Вы здесь

Сложные проблемы молодежной политики. Фон демографии (С. Г. Кара-Мурза, 2016)

Фон демографии

Мировоззренческий кризис советского общества после перестройки перешел в глубокий системный кризис. Его важной частью был кризис демографии. Любая общность с волнением смотрит за воспроизводством своего «личного состава». Его сокращение вызывает массовый стресс, хотя об этом не говорят.

Состояние таково. Суммарный коэффициент рождаемости в России не обеспечивает воспроизводства населения: его минимальная величина это 2,10–2,15, но за 1990-е годы он упал, в 2000 г. он был равен 1,195, а в 2014 г. вырос (с учетом Крыма) – до 1,750 (рис. 1).[1]


Рис. 1. Суммарный коэффициент рождаемости в России


Согласно «низкому» варианту демографического прогноза, в РФ уже в 2016 г. снова начнется естественная убыль населения, по «среднему» варианту с 2018 г., по «высокому» – с 2021 года.


Таблица. 1.
........
_Условия заданий_.
A) Ответьте по фрагменту текста:
(i) Какова минимальная величина суммарного коэффициента рождаемости, обеспечивающая воспроизводство населения?
(ii) Чему был равен этот коэффициент в России в 2000 г.?
(iii) С какого года начнется естественная убыль населения по «высокому» варианту прогноза?
B) Переведите на английский язык предложение из фрагмента текста: «Согласно «низкому» варианту демографического прогноза, в РФ уже в 2016 г. снова начнется естественная убыль населения, по «среднему» варианту с 2018 г., по «высокому» – с 2021 года.»
C) Перескажите в виде списка абзац фрагмента текста, начинающийся словами «Состояние таково», сохранив его основные факты.
........
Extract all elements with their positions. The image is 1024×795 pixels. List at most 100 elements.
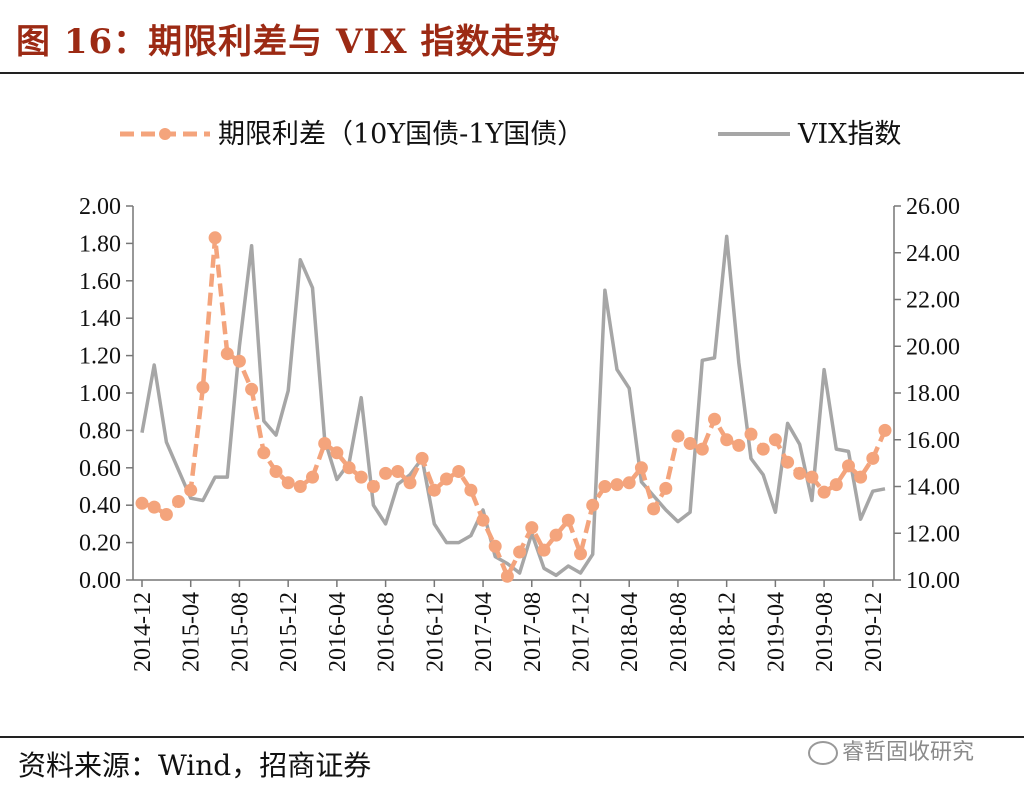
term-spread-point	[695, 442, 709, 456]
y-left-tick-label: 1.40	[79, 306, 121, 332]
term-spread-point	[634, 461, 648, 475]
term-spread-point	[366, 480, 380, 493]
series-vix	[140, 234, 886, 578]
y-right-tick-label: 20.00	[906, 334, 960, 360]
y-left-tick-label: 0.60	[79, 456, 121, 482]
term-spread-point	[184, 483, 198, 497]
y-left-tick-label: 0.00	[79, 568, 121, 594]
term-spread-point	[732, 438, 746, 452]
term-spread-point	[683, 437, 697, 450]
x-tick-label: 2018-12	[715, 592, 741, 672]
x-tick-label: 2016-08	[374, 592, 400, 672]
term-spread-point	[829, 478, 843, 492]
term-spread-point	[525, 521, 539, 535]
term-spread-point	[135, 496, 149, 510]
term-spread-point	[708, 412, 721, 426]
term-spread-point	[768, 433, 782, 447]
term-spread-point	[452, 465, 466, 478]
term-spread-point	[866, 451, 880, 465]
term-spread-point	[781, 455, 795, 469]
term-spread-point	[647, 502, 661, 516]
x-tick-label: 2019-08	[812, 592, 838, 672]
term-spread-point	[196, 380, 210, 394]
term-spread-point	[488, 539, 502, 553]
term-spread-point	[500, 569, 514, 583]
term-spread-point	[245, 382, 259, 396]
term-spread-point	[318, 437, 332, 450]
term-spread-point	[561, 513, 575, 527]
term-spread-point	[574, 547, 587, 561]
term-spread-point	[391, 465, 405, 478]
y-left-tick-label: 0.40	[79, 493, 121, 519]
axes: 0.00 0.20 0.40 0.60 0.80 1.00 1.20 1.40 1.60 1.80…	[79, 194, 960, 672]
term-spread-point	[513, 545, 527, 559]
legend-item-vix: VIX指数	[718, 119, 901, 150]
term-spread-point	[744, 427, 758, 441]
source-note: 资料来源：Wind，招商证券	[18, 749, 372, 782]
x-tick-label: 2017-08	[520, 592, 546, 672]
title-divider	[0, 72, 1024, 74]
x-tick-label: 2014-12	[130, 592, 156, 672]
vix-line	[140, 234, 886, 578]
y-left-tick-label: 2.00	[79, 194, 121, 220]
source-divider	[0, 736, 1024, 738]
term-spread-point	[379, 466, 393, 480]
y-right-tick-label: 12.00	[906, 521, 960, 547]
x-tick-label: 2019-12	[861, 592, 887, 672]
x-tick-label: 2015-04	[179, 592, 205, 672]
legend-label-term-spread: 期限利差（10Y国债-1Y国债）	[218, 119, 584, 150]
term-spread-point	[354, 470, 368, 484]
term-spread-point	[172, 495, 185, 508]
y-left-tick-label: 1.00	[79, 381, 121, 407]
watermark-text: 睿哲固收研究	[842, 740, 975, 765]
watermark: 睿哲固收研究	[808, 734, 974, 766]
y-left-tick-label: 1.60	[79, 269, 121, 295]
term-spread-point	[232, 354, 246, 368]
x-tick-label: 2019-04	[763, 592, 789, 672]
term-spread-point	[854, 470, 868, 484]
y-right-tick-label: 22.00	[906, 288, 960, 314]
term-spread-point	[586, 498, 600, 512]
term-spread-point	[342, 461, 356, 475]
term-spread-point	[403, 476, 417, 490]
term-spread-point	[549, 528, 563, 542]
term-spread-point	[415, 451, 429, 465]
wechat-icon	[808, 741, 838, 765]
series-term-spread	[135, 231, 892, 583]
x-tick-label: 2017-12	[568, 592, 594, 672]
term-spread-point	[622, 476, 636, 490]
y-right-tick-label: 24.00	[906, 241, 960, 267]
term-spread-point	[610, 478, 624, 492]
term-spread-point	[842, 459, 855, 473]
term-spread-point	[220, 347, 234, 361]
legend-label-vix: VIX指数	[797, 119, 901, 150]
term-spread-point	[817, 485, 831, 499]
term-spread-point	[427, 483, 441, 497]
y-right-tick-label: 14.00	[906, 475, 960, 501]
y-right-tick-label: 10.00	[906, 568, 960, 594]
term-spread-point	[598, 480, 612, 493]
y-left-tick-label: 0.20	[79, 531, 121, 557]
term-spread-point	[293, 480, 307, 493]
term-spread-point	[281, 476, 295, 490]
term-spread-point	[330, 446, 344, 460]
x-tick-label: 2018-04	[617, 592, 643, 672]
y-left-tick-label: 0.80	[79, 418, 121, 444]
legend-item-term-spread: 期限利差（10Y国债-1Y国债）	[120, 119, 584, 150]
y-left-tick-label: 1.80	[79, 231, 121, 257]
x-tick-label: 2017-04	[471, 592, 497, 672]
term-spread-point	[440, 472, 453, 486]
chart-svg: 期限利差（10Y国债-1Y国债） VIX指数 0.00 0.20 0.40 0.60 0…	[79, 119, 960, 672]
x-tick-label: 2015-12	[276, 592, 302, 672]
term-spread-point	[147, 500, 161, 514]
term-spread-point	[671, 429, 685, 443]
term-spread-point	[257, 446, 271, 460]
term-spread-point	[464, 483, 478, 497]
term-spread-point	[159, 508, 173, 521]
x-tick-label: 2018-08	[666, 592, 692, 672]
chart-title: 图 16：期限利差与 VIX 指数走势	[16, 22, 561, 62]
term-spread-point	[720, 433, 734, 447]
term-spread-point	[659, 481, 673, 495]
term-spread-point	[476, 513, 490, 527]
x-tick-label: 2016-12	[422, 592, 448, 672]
........
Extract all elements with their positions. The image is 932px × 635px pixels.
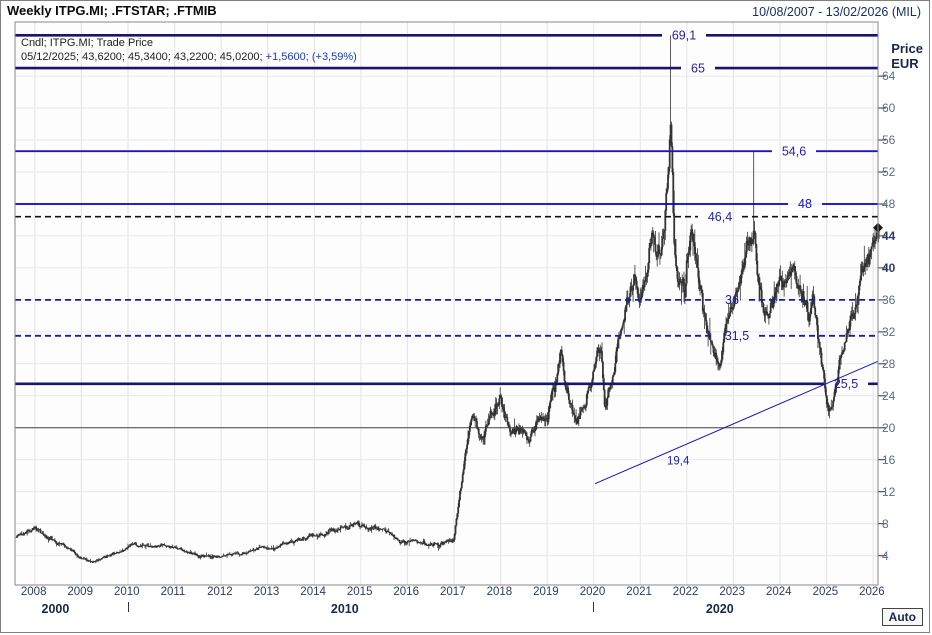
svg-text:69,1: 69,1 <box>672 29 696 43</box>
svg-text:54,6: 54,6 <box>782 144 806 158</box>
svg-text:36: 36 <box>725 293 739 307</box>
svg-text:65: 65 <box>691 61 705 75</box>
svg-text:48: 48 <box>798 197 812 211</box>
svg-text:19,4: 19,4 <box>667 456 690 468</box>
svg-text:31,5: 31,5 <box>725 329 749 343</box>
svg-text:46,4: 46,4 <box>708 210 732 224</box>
........
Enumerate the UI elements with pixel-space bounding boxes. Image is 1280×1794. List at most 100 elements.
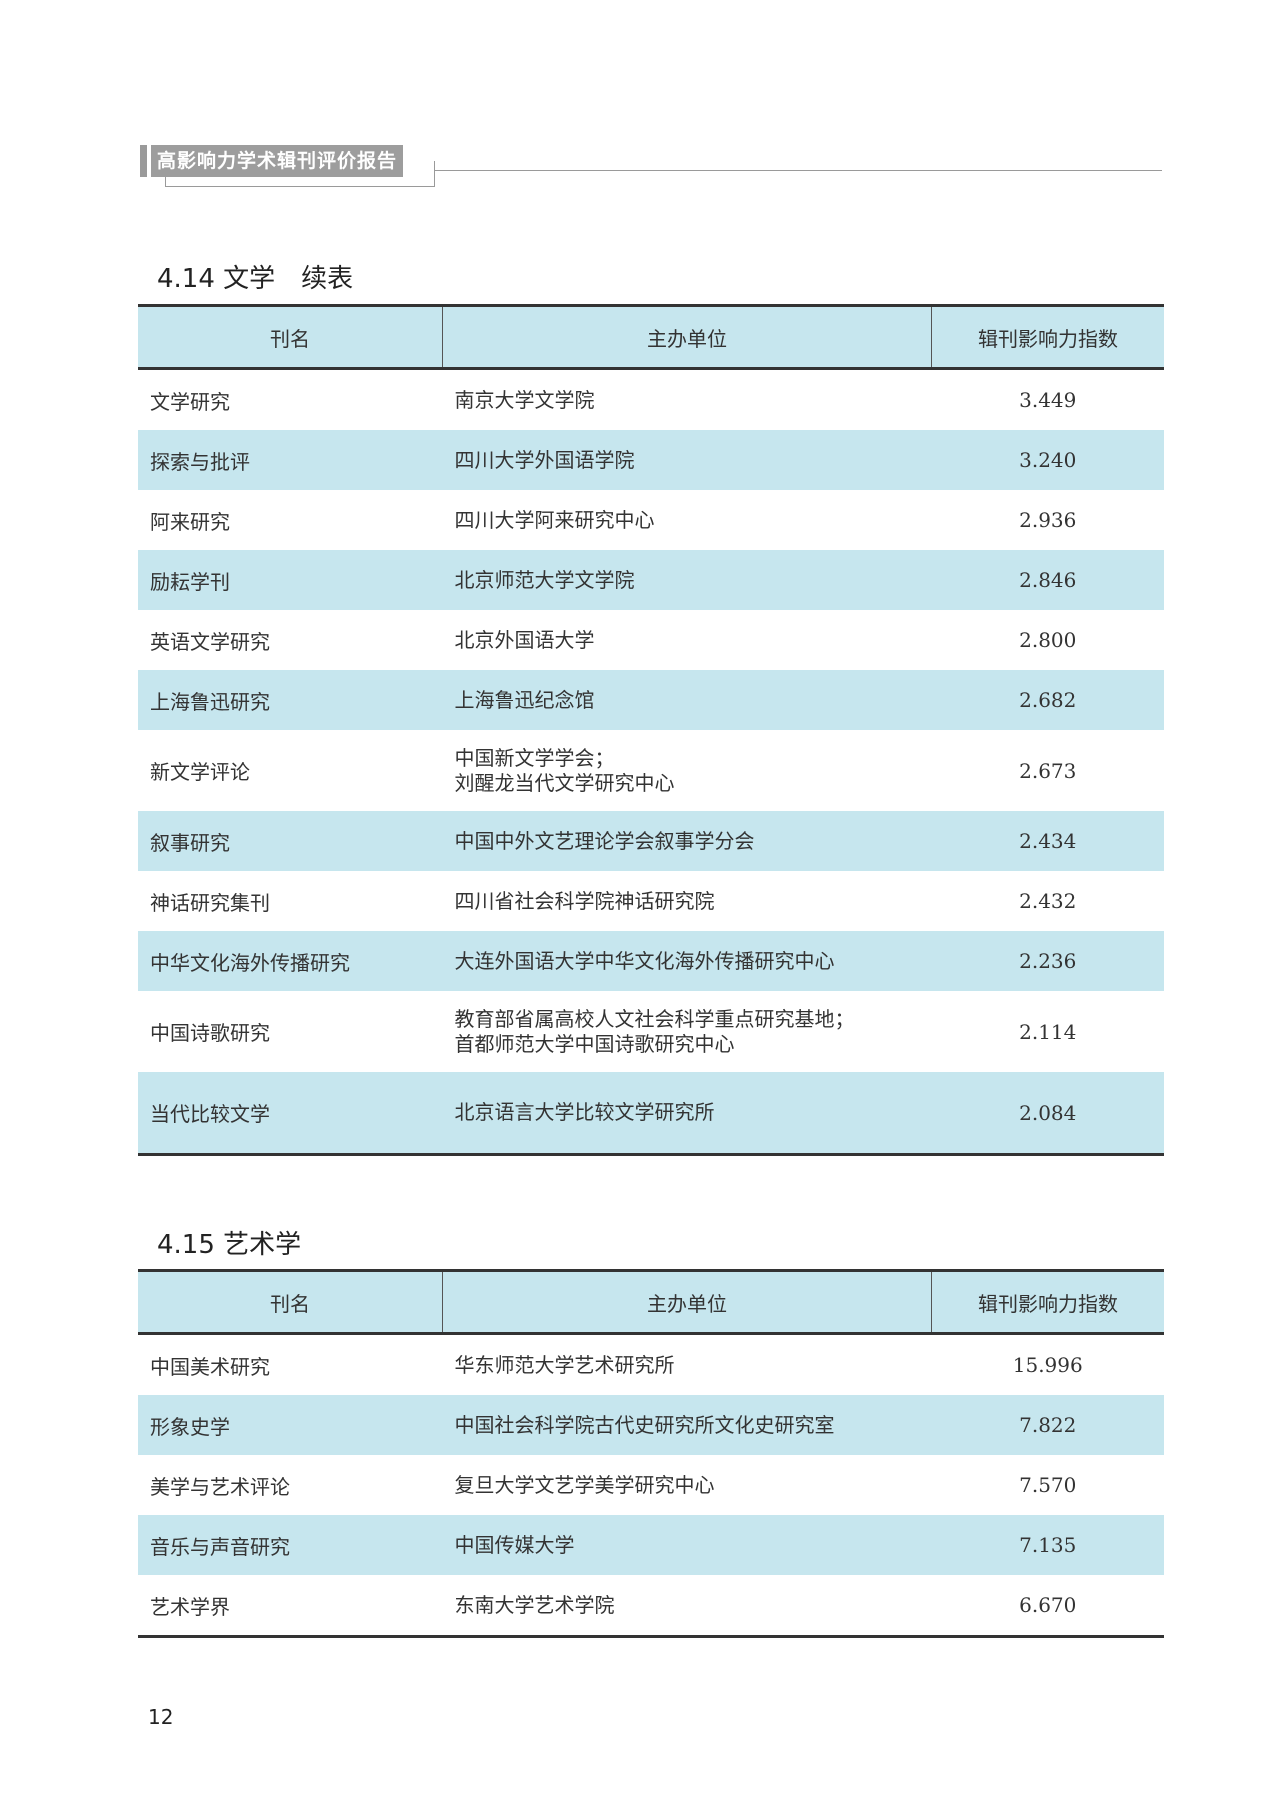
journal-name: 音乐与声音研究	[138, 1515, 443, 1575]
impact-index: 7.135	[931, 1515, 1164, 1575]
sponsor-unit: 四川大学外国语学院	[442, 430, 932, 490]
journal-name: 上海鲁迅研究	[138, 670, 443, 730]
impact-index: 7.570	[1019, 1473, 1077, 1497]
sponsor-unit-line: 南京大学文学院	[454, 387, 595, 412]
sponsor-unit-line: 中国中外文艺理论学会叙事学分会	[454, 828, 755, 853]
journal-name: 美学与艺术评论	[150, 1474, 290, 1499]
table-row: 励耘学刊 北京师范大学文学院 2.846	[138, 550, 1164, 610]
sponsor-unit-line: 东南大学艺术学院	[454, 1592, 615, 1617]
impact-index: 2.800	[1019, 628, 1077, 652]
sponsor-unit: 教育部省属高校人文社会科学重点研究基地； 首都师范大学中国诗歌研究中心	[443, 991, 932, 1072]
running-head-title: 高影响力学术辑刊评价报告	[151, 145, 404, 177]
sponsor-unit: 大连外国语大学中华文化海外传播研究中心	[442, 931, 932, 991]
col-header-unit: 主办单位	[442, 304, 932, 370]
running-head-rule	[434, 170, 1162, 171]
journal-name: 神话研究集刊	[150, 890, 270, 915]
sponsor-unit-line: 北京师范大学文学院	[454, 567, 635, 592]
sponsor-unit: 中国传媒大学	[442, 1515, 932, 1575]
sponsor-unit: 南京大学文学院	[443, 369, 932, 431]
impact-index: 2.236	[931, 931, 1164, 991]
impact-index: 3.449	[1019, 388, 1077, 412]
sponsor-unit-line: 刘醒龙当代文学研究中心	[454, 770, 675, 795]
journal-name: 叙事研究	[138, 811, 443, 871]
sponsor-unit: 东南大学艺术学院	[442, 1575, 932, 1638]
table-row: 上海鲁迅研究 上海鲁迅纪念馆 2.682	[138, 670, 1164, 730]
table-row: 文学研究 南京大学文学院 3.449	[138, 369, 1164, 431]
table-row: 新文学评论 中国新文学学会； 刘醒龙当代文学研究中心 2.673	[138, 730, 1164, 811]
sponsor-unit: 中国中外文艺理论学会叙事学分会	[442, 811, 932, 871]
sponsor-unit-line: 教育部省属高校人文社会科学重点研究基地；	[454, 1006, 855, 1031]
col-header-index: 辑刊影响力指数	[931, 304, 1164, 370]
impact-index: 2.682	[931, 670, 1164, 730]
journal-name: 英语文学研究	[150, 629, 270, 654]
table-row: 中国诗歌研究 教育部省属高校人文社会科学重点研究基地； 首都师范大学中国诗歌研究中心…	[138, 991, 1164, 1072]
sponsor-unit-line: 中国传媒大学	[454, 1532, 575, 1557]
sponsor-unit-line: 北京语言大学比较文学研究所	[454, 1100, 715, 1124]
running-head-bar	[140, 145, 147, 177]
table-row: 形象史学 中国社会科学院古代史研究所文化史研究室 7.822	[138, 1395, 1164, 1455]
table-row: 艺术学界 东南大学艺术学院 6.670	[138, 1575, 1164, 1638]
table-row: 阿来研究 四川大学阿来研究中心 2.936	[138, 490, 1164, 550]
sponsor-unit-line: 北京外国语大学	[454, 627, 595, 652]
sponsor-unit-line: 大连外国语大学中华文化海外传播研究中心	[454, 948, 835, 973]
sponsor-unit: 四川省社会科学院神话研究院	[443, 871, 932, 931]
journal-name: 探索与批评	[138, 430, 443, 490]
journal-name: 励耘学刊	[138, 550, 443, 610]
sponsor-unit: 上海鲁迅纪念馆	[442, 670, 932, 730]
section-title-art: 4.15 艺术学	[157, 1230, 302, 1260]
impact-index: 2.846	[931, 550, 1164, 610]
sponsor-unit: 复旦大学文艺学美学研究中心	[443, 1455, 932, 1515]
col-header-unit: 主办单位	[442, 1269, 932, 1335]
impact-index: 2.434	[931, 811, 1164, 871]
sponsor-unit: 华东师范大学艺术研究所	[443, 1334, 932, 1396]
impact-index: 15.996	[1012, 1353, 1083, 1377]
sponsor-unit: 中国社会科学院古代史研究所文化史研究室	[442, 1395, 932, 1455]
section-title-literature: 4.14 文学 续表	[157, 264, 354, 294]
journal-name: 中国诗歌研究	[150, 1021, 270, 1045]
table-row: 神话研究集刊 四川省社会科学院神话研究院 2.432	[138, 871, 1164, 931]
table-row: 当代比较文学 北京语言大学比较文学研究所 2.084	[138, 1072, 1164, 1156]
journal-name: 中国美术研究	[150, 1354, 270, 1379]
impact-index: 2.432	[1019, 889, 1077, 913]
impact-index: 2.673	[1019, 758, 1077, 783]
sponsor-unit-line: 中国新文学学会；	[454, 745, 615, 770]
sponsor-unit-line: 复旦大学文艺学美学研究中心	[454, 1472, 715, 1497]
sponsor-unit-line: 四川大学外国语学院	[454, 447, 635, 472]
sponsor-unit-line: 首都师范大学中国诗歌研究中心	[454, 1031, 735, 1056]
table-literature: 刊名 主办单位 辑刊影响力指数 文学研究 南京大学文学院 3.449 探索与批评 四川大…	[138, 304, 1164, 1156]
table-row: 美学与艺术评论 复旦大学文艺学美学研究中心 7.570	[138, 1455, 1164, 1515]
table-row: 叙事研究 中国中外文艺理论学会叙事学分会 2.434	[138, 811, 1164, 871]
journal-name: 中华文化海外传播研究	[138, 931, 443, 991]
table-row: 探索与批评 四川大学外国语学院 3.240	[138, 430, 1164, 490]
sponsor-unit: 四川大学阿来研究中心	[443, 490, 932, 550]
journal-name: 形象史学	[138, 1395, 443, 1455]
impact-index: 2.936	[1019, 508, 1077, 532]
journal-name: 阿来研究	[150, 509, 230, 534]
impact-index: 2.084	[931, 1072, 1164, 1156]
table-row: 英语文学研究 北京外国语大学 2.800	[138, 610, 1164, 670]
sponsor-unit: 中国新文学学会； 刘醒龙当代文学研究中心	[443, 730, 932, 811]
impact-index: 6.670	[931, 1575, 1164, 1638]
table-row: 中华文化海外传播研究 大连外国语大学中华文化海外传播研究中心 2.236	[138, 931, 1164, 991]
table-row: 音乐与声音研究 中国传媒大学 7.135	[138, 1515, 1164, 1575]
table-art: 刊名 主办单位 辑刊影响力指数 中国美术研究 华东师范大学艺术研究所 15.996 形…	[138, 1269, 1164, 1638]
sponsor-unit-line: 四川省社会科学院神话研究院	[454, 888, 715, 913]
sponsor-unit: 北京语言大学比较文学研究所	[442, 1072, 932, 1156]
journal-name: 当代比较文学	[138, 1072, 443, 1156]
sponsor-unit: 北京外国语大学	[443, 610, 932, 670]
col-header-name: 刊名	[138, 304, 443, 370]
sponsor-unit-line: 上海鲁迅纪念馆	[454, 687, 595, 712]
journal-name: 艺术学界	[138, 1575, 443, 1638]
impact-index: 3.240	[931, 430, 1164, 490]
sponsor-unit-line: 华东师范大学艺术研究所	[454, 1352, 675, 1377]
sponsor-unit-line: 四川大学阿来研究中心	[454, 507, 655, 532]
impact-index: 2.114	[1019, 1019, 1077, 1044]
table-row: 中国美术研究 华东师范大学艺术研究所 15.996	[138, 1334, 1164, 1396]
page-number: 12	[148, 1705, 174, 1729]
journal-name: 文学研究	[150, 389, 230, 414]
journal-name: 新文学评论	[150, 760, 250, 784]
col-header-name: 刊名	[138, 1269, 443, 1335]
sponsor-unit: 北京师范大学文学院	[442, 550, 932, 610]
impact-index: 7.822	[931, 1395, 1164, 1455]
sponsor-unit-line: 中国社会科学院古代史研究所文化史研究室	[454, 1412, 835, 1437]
........
_Решения задач_.
A)
(i) 2,10–2,15.
(ii) 1,195.
(iii) С 2021 года.

B) According to the "low" variant of the demographic forecast, natural population decline in the Russian Federation will resume as early as 2016; according to the "medium" variant, from 2018; and according to the "high" variant, from 2021.

C)
- Суммарный коэффициент рождаемости в России не обеспечивает воспроизводства населения.
- Минимально необходимая величина коэффициента — 2,10–2,15.
- За 1990-е годы коэффициент упал: в 2000 г. он составлял 1,195.
- К 2014 г. он вырос до 1,750 (с учетом Крыма).